* Stated problem: Take every line from the listing below that includes "Graduate" and copy it.

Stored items
---

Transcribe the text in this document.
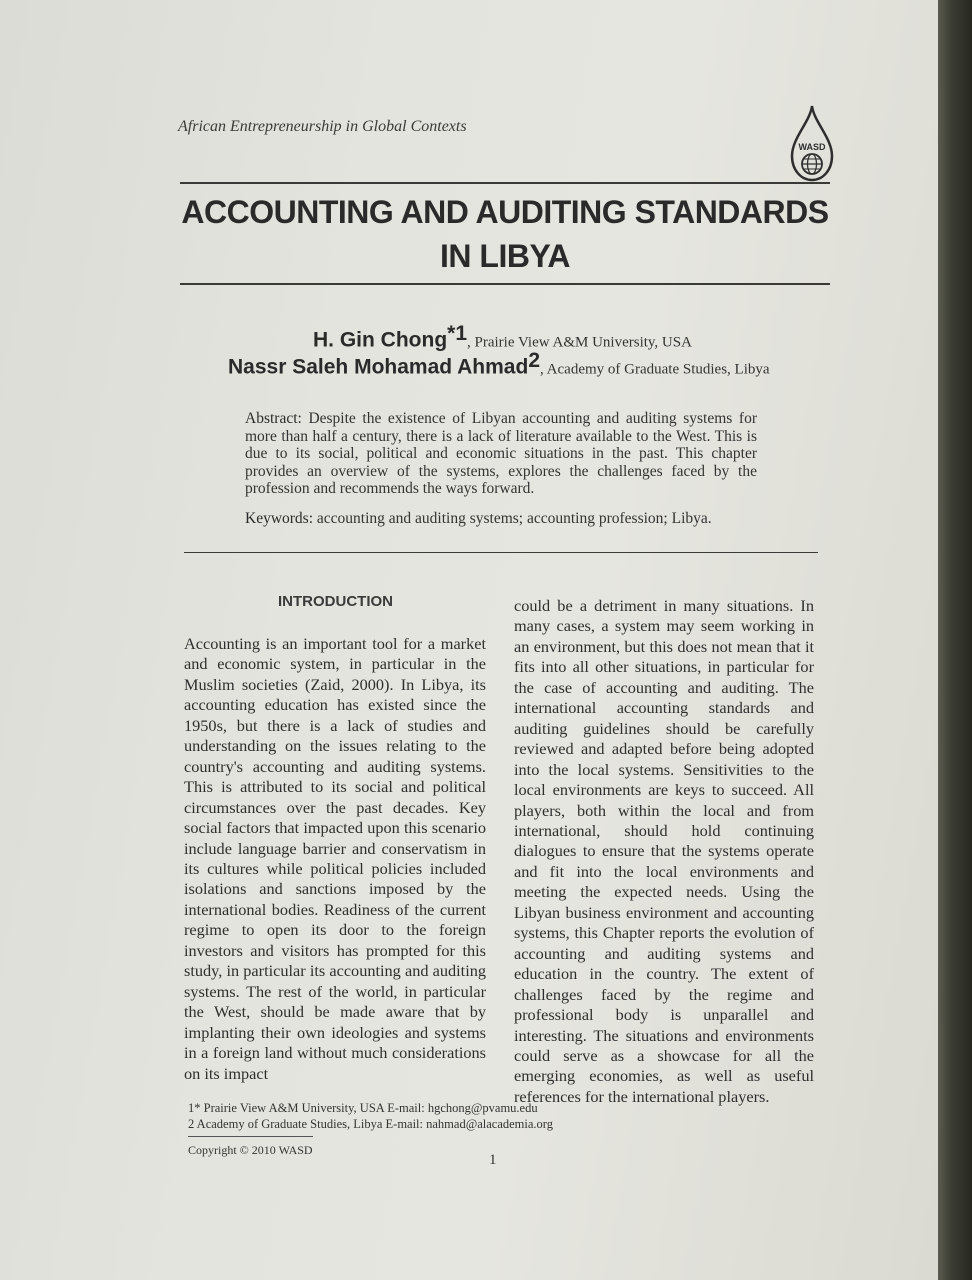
African Entrepreneurship in Global Contexts
WASD
ACCOUNTING AND AUDITING STANDARDS
IN LIBYA
H. Gin Chong$^{*1}$, Prairie View A&M University, USA
Nassr Saleh Mohamad Ahmad$^2$, Academy of Graduate Studies, Libya

Abstract: Despite the existence of Libyan accounting and auditing systems for more than half a century, there is a lack of literature available to the West. This is due to its social, political and economic situations in the past. This chapter provides an overview of the systems, explores the challenges faced by the profession and recommends the ways forward.

Keywords: accounting and auditing systems; accounting profession; Libya.

INTRODUCTION

Accounting is an important tool for a market and economic system, in particular in the Muslim societies (Zaid, 2000). In Libya, its accounting education has existed since the 1950s, but there is a lack of studies and understanding on the issues relating to the country's accounting and auditing systems. This is attributed to its social and political circumstances over the past decades. Key social factors that impacted upon this scenario include language barrier and conservatism in its cultures while political policies included isolations and sanctions imposed by the international bodies. Readiness of the current regime to open its door to the foreign investors and visitors has prompted for this study, in particular its accounting and auditing systems. The rest of the world, in particular the West, should be made aware that by implanting their own ideologies and systems in a foreign land without much considerations on its impact

could be a detriment in many situations. In many cases, a system may seem working in an environment, but this does not mean that it fits into all other situations, in particular for the case of accounting and auditing. The international accounting standards and auditing guidelines should be carefully reviewed and adapted before being adopted into the local systems. Sensitivities to the local environments are keys to succeed. All players, both within the local and from international, should hold continuing dialogues to ensure that the systems operate and fit into the local environments and meeting the expected needs. Using the Libyan business environment and accounting systems, this Chapter reports the evolution of accounting and auditing systems and education in the country. The extent of challenges faced by the regime and professional body is unparallel and interesting. The situations and environments could serve as a showcase for all the emerging economies, as well as useful references for the international players.

1* Prairie View A&M University, USA E-mail: hgchong@pvamu.edu
2 Academy of Graduate Studies, Libya E-mail: nahmad@alacademia.org
Copyright © 2010 WASD
1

---

* Worked solution:
Nassr Saleh Mohamad Ahmad$^2$, Academy of Graduate Studies, Libya
2 Academy of Graduate Studies, Libya E-mail: nahmad@alacademia.org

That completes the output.